#### WHAT YOU HAVE TO DO:
Using the data below, repeat all of it precisely.

#### INPUT RECORDS:
********

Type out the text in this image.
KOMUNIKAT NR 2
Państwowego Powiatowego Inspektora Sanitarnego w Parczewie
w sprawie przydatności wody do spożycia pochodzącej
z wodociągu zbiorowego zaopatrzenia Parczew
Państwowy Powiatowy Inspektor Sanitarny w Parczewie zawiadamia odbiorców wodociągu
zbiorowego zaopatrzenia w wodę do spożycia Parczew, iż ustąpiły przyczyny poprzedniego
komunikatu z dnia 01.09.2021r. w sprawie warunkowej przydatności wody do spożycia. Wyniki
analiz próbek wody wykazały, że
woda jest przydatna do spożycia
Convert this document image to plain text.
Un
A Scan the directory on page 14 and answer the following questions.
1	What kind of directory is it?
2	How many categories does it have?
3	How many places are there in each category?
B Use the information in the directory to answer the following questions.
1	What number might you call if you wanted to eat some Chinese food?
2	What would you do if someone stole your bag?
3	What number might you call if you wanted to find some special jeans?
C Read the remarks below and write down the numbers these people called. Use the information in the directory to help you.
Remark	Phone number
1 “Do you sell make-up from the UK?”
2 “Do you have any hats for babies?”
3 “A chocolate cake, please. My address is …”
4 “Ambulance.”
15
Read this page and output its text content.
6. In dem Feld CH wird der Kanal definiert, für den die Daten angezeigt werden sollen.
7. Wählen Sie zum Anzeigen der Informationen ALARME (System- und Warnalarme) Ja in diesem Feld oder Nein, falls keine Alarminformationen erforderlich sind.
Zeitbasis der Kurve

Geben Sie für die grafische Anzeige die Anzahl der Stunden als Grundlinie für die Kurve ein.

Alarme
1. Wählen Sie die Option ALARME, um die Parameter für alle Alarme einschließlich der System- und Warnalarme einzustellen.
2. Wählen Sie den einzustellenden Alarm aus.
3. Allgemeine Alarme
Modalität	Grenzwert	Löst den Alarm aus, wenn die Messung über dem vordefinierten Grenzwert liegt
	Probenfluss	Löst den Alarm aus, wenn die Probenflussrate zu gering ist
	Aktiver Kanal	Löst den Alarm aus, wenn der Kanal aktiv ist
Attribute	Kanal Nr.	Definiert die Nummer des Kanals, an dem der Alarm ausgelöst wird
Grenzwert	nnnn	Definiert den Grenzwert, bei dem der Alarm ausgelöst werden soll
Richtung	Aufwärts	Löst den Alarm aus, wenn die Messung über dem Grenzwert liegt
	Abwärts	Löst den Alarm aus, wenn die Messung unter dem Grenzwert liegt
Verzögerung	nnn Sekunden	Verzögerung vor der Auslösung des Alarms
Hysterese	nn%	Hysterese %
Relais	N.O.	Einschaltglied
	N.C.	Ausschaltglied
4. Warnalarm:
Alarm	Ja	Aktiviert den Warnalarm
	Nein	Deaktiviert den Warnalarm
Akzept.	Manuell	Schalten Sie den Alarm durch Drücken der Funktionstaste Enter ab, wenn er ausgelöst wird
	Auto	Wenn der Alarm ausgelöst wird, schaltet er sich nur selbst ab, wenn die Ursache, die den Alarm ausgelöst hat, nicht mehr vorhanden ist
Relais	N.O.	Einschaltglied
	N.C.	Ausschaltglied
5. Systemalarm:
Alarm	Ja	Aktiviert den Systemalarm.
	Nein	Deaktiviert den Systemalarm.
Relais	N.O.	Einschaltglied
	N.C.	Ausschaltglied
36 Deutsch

********

#### TASK OUTPUT:
Type out the text in this image.
KOMUNIKAT NR 2
Państwowego Powiatowego Inspektora Sanitarnego w Parczewie
w sprawie przydatności wody do spożycia pochodzącej
z wodociągu zbiorowego zaopatrzenia Parczew
Państwowy Powiatowy Inspektor Sanitarny w Parczewie zawiadamia odbiorców wodociągu
zbiorowego zaopatrzenia w wodę do spożycia Parczew, iż ustąpiły przyczyny poprzedniego
komunikatu z dnia 01.09.2021r. w sprawie warunkowej przydatności wody do spożycia. Wyniki
analiz próbek wody wykazały, że
woda jest przydatna do spożycia
Convert this document image to plain text.
Un
A Scan the directory on page 14 and answer the following questions.
1	What kind of directory is it?
2	How many categories does it have?
3	How many places are there in each category?
B Use the information in the directory to answer the following questions.
1	What number might you call if you wanted to eat some Chinese food?
2	What would you do if someone stole your bag?
3	What number might you call if you wanted to find some special jeans?
C Read the remarks below and write down the numbers these people called. Use the information in the directory to help you.
Remark	Phone number
1 “Do you sell make-up from the UK?”
2 “Do you have any hats for babies?”
3 “A chocolate cake, please. My address is …”
4 “Ambulance.”
15
Read this page and output its text content.
6. In dem Feld CH wird der Kanal definiert, für den die Daten angezeigt werden sollen.
7. Wählen Sie zum Anzeigen der Informationen ALARME (System- und Warnalarme) Ja in diesem Feld oder Nein, falls keine Alarminformationen erforderlich sind.
Zeitbasis der Kurve

Geben Sie für die grafische Anzeige die Anzahl der Stunden als Grundlinie für die Kurve ein.

Alarme
1. Wählen Sie die Option ALARME, um die Parameter für alle Alarme einschließlich der System- und Warnalarme einzustellen.
2. Wählen Sie den einzustellenden Alarm aus.
3. Allgemeine Alarme
Modalität	Grenzwert	Löst den Alarm aus, wenn die Messung über dem vordefinierten Grenzwert liegt
	Probenfluss	Löst den Alarm aus, wenn die Probenflussrate zu gering ist
	Aktiver Kanal	Löst den Alarm aus, wenn der Kanal aktiv ist
Attribute	Kanal Nr.	Definiert die Nummer des Kanals, an dem der Alarm ausgelöst wird
Grenzwert	nnnn	Definiert den Grenzwert, bei dem der Alarm ausgelöst werden soll
Richtung	Aufwärts	Löst den Alarm aus, wenn die Messung über dem Grenzwert liegt
	Abwärts	Löst den Alarm aus, wenn die Messung unter dem Grenzwert liegt
Verzögerung	nnn Sekunden	Verzögerung vor der Auslösung des Alarms
Hysterese	nn%	Hysterese %
Relais	N.O.	Einschaltglied
	N.C.	Ausschaltglied
4. Warnalarm:
Alarm	Ja	Aktiviert den Warnalarm
	Nein	Deaktiviert den Warnalarm
Akzept.	Manuell	Schalten Sie den Alarm durch Drücken der Funktionstaste Enter ab, wenn er ausgelöst wird
	Auto	Wenn der Alarm ausgelöst wird, schaltet er sich nur selbst ab, wenn die Ursache, die den Alarm ausgelöst hat, nicht mehr vorhanden ist
Relais	N.O.	Einschaltglied
	N.C.	Ausschaltglied
5. Systemalarm:
Alarm	Ja	Aktiviert den Systemalarm.
	Nein	Deaktiviert den Systemalarm.
Relais	N.O.	Einschaltglied
	N.C.	Ausschaltglied
36 Deutsch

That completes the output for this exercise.